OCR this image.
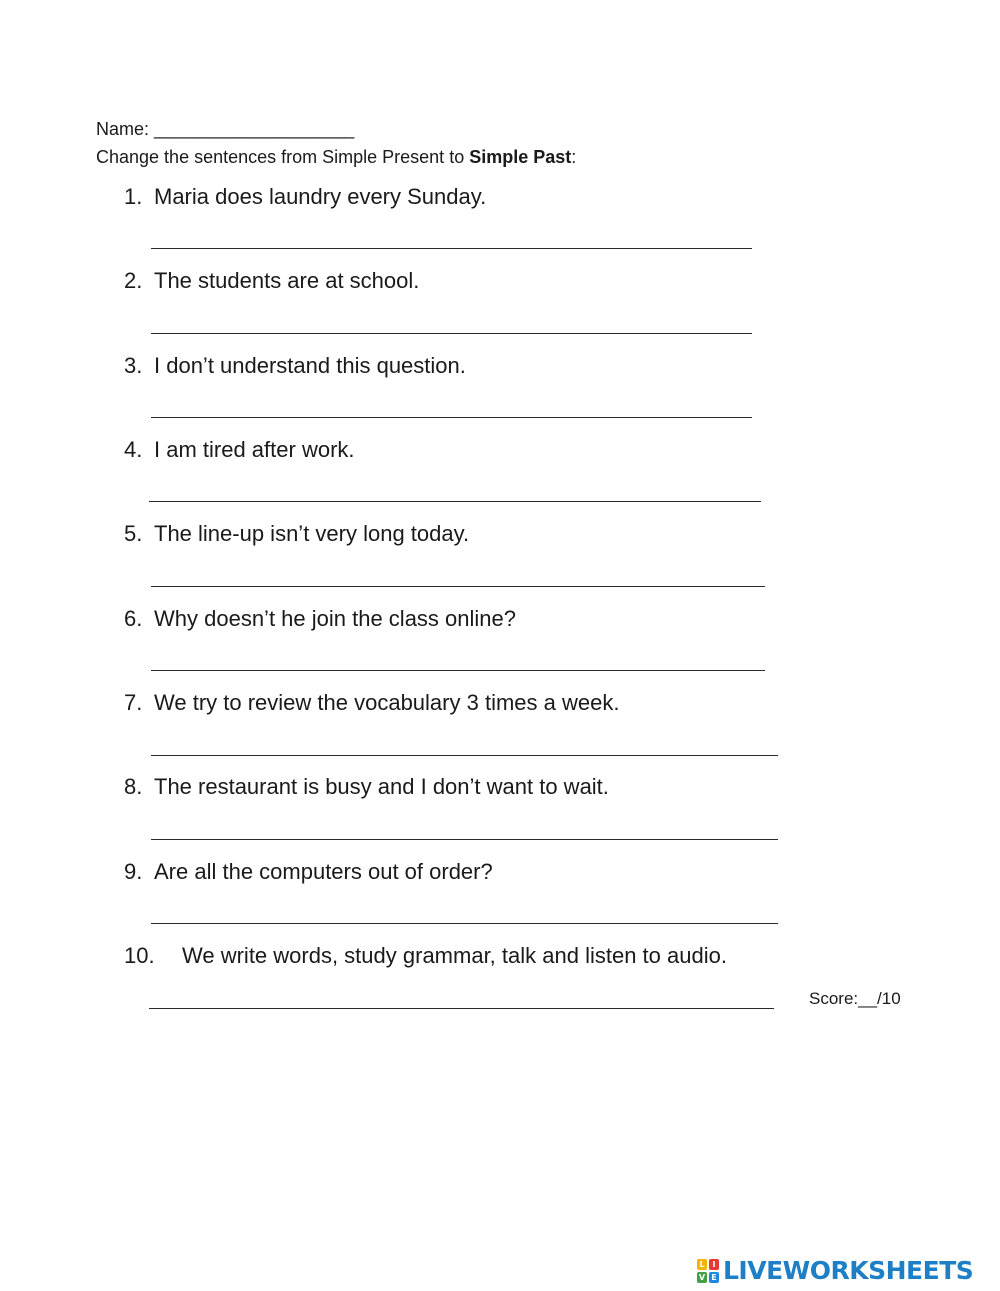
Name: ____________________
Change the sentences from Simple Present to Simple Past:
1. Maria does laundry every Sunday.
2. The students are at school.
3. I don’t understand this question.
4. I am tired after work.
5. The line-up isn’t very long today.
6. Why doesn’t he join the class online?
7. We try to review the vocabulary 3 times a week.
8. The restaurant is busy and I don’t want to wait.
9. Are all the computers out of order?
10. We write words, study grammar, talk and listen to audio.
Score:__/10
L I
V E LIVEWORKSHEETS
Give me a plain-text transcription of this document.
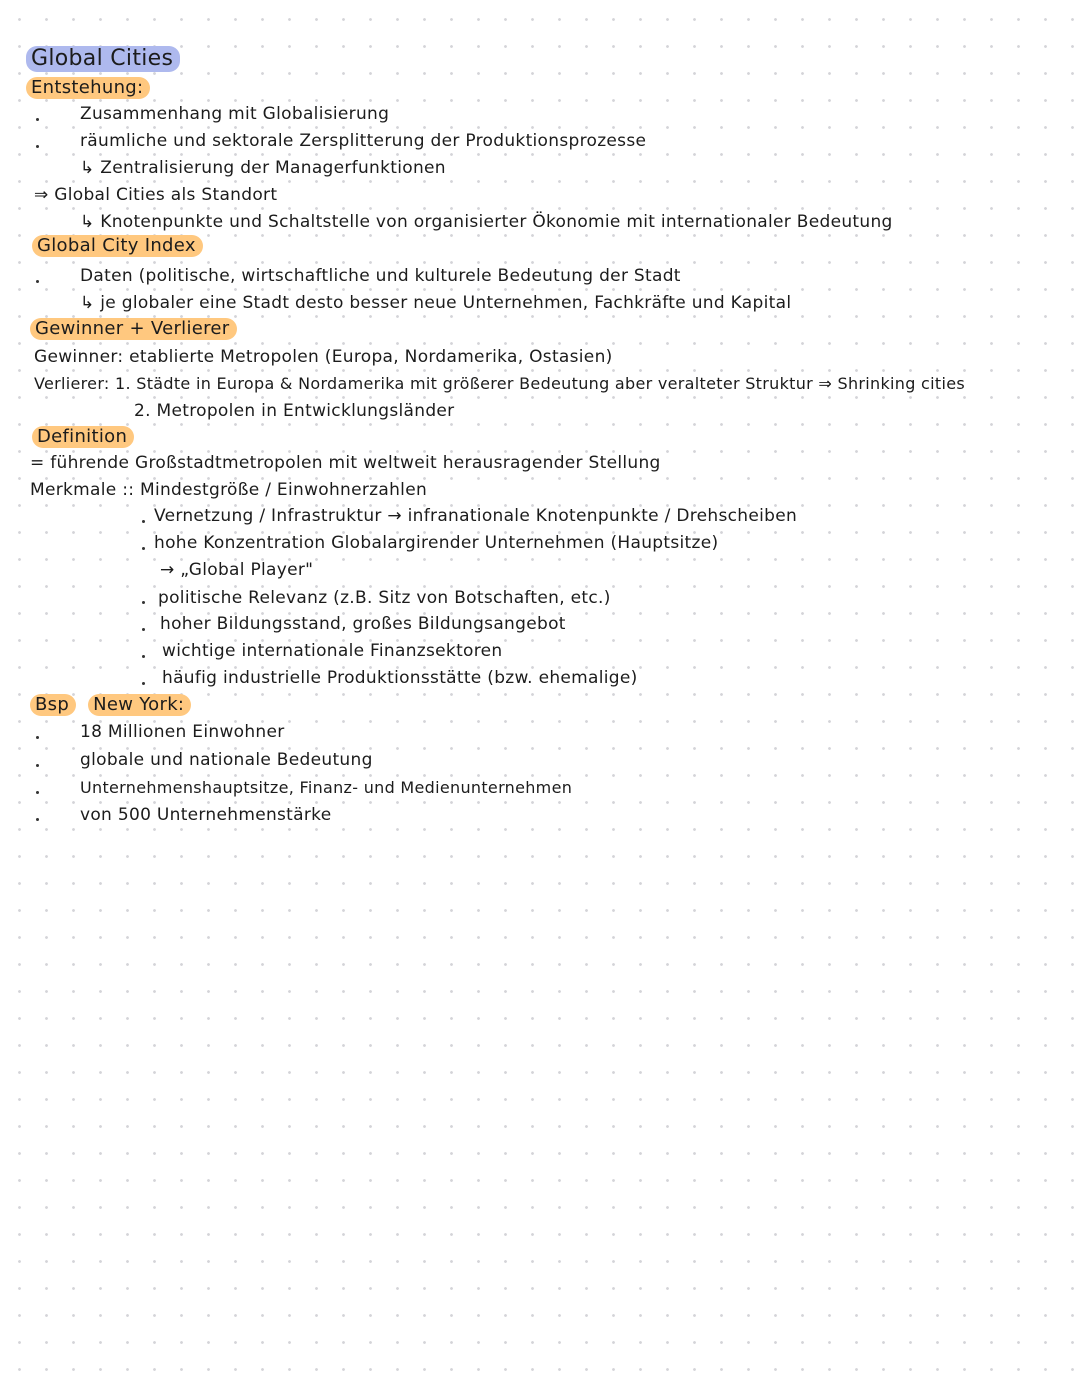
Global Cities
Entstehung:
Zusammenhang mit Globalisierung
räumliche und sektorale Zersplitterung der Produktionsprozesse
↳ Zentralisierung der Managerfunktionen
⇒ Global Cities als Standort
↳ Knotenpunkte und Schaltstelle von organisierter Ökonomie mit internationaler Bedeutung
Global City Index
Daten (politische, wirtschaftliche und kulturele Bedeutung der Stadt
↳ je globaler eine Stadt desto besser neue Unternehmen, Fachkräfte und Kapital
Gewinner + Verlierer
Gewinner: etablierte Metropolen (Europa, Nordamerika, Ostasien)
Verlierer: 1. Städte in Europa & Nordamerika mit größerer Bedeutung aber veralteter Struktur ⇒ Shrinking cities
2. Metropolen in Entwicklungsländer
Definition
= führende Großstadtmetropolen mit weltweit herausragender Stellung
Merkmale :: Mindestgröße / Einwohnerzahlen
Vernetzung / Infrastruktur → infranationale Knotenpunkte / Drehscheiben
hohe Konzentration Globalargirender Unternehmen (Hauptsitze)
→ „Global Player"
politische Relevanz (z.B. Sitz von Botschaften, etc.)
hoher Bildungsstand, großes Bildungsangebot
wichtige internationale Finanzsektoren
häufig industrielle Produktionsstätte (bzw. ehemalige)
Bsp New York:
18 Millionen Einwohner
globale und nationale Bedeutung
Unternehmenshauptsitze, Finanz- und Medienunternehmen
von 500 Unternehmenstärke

___

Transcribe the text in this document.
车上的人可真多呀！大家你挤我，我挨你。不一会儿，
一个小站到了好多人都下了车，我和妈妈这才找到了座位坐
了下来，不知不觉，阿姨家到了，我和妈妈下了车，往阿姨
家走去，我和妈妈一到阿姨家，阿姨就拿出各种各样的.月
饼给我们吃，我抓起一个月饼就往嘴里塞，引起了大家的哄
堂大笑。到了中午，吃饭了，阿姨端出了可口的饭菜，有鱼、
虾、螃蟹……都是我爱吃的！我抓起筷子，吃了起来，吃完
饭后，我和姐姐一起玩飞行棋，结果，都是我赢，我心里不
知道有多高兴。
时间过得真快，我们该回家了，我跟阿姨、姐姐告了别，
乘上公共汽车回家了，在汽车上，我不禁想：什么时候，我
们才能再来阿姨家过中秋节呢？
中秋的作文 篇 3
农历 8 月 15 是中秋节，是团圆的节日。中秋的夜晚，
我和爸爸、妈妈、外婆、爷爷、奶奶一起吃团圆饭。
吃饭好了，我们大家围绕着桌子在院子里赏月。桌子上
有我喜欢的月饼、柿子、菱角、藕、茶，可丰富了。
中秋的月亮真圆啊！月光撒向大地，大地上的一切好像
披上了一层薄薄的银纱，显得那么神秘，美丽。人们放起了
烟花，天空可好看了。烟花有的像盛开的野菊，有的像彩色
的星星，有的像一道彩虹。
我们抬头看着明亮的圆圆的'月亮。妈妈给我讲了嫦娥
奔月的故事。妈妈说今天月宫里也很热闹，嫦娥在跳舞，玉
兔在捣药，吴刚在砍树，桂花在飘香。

___

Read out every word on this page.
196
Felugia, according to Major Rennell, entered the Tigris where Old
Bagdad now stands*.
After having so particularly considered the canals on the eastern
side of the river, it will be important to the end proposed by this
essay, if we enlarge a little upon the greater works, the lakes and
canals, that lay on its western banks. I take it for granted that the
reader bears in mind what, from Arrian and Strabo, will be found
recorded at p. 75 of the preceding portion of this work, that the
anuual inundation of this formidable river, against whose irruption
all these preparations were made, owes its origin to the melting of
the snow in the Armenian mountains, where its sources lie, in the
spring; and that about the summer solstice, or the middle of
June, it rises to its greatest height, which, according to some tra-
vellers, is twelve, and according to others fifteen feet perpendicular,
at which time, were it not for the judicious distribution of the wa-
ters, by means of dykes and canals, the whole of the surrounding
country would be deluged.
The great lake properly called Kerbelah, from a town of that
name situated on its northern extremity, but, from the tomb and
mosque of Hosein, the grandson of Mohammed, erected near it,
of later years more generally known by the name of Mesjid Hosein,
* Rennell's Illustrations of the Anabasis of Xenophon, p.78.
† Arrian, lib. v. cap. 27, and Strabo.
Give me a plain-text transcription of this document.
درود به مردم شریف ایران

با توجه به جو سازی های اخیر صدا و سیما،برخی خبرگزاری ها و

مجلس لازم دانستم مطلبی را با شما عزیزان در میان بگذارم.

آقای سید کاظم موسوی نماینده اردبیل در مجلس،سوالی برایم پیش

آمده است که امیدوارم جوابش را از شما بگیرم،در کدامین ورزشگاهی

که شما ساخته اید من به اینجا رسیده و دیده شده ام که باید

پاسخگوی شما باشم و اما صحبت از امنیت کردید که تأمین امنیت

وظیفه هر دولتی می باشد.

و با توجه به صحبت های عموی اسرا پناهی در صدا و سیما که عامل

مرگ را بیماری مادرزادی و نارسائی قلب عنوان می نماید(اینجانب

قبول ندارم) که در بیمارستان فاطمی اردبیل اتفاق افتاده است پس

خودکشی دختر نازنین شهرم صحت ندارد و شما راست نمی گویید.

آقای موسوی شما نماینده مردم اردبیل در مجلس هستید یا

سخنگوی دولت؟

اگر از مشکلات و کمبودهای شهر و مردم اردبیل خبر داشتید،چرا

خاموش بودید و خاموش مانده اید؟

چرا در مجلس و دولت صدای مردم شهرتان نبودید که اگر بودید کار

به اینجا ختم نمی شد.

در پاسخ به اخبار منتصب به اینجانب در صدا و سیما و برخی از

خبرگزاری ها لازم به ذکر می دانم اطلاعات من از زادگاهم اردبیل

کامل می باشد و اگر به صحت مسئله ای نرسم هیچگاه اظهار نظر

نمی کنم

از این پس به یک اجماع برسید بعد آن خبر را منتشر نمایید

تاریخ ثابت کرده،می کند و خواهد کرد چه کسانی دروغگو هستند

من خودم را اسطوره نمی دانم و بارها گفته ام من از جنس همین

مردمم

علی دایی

___

Request =>
Each line that holds the word "بودید" should be extracted from the records.

Complete output =>
خاموش بودید و خاموش مانده اید؟
چرا در مجلس و دولت صدای مردم شهرتان نبودید که اگر بودید کار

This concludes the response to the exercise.